Gather the lines below that include the string "title", copying each in full.
* Begin DATA FOR THIS EXERCISE *
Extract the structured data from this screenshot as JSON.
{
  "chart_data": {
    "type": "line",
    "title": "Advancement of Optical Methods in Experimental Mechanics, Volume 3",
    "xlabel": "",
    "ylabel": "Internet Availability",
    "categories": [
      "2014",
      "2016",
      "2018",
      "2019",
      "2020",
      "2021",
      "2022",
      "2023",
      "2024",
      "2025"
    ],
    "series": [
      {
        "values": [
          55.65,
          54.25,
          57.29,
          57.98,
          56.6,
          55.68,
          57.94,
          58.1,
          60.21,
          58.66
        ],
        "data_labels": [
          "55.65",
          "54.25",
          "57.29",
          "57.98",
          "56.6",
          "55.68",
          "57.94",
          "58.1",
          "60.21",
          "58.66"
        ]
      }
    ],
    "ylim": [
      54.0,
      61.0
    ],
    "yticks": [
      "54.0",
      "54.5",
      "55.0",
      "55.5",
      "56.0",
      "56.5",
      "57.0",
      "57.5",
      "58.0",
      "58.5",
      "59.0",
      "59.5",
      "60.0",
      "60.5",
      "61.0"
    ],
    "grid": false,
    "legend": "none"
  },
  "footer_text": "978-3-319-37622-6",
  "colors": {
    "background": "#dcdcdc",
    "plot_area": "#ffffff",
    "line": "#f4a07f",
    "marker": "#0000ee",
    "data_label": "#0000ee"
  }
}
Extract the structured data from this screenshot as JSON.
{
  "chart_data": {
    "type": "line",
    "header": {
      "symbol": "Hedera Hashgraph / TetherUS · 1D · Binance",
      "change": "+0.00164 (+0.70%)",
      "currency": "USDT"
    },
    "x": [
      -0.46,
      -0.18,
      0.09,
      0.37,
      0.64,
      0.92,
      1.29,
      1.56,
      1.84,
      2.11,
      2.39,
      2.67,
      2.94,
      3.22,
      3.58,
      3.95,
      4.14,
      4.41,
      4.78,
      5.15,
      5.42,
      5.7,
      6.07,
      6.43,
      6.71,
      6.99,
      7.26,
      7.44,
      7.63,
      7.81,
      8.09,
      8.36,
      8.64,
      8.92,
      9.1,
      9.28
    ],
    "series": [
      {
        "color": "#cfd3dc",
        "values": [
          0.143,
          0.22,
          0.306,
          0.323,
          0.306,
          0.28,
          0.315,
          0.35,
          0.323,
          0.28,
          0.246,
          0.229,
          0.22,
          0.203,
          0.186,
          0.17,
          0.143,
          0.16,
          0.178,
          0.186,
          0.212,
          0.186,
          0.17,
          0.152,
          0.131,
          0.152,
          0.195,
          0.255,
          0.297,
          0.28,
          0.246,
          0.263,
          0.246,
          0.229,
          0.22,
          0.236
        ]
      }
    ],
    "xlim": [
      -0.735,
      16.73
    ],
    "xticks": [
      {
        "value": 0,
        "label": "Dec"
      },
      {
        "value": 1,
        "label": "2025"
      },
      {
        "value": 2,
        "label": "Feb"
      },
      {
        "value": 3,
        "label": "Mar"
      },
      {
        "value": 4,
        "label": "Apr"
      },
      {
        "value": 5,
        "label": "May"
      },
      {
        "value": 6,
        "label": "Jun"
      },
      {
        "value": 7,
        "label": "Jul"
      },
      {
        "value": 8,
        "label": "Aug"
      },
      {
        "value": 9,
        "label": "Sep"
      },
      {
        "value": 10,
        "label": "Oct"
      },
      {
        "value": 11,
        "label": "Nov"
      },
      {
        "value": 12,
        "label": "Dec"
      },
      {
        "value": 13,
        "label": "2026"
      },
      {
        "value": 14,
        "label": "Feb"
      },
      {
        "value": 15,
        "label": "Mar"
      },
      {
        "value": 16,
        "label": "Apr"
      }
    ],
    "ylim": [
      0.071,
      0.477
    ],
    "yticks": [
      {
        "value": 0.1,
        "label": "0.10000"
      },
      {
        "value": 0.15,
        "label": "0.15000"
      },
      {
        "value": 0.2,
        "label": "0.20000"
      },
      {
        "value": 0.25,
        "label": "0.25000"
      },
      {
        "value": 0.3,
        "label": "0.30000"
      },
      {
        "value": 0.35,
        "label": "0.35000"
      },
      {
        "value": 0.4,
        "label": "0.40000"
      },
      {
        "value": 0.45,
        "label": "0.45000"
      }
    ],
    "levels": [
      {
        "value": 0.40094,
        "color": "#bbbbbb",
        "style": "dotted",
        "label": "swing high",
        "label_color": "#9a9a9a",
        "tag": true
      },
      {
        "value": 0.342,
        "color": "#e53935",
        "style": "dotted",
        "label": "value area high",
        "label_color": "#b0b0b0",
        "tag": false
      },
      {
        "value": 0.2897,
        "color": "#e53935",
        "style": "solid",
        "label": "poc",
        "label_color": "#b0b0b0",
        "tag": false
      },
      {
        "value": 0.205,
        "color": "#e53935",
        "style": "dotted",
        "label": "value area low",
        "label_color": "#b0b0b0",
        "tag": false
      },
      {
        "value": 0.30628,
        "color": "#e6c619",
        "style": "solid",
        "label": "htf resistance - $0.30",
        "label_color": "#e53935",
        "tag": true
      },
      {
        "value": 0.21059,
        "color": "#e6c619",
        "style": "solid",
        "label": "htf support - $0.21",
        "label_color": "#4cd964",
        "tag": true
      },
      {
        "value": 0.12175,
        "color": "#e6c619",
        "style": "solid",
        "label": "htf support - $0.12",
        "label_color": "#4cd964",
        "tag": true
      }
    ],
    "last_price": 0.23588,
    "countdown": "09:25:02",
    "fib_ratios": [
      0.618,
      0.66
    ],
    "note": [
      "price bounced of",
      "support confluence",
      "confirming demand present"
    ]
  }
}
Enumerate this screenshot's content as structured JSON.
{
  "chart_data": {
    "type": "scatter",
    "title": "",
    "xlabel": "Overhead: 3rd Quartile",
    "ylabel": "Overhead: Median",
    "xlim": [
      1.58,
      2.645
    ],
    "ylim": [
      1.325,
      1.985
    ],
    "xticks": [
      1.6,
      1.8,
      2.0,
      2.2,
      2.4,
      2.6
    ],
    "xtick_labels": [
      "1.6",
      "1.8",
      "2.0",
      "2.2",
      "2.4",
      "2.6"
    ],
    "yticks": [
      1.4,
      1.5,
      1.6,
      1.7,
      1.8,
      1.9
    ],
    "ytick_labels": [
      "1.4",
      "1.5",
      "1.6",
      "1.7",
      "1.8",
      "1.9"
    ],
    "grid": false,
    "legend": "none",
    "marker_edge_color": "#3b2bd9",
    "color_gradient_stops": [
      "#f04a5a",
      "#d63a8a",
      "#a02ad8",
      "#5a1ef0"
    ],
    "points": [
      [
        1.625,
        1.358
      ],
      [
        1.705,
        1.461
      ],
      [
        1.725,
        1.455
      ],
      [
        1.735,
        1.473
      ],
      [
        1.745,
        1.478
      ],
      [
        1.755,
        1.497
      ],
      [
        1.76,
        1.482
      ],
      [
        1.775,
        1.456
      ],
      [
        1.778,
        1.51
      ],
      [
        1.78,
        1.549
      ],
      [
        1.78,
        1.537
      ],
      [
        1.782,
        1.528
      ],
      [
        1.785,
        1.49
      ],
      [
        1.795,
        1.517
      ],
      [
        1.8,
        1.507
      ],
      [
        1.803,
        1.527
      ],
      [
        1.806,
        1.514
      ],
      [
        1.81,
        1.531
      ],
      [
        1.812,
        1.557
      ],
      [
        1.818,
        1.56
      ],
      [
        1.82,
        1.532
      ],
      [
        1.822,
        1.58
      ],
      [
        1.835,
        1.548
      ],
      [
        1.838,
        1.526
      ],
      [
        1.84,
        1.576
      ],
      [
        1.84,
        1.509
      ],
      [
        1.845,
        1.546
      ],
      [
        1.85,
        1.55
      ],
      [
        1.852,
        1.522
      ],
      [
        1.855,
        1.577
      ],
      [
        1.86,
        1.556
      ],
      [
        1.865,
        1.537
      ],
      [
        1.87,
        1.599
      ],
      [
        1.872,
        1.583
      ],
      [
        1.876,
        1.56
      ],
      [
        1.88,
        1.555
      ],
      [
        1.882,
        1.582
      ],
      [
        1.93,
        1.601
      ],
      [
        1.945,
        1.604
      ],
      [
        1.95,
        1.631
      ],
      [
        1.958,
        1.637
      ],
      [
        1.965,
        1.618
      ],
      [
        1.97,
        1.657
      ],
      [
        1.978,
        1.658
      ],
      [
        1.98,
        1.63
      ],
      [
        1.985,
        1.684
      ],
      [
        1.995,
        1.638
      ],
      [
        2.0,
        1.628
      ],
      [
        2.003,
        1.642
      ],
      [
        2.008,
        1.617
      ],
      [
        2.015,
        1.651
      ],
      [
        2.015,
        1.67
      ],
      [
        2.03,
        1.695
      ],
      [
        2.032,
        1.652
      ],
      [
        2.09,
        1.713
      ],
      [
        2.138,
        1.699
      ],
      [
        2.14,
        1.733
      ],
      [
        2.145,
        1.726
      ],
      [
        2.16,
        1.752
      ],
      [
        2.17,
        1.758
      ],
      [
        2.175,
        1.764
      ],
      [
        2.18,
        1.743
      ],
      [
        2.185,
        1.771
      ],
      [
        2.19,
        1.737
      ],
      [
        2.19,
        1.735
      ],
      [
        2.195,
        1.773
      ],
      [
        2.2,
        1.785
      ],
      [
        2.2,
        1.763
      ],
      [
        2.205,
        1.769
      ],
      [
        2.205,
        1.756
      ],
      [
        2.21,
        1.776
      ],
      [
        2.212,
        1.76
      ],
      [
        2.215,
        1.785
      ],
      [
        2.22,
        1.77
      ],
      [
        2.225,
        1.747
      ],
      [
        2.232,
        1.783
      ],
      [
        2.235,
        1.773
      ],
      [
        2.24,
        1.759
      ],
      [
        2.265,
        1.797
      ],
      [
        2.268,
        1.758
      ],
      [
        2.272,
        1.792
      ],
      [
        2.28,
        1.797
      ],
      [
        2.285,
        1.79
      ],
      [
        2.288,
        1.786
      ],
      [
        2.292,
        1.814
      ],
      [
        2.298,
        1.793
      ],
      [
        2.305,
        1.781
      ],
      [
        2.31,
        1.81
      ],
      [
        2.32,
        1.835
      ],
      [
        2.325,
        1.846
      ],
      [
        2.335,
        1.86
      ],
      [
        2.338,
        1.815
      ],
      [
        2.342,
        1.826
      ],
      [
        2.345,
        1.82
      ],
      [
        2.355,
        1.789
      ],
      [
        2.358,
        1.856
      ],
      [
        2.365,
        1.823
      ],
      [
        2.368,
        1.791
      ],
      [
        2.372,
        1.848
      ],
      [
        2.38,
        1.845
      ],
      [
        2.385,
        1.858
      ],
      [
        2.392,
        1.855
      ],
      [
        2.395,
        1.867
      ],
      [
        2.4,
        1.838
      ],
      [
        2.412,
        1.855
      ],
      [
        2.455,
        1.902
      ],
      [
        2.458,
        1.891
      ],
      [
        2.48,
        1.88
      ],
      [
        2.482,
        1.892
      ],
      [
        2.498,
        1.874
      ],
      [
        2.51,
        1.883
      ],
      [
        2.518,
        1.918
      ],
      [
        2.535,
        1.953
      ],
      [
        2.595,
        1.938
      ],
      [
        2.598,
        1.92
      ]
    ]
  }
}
* End DATA FOR THIS EXERCISE *
> **FULL OUTPUT**:
    "title": "Advancement of Optical Methods in Experimental Mechanics, Volume 3",
    "title": "",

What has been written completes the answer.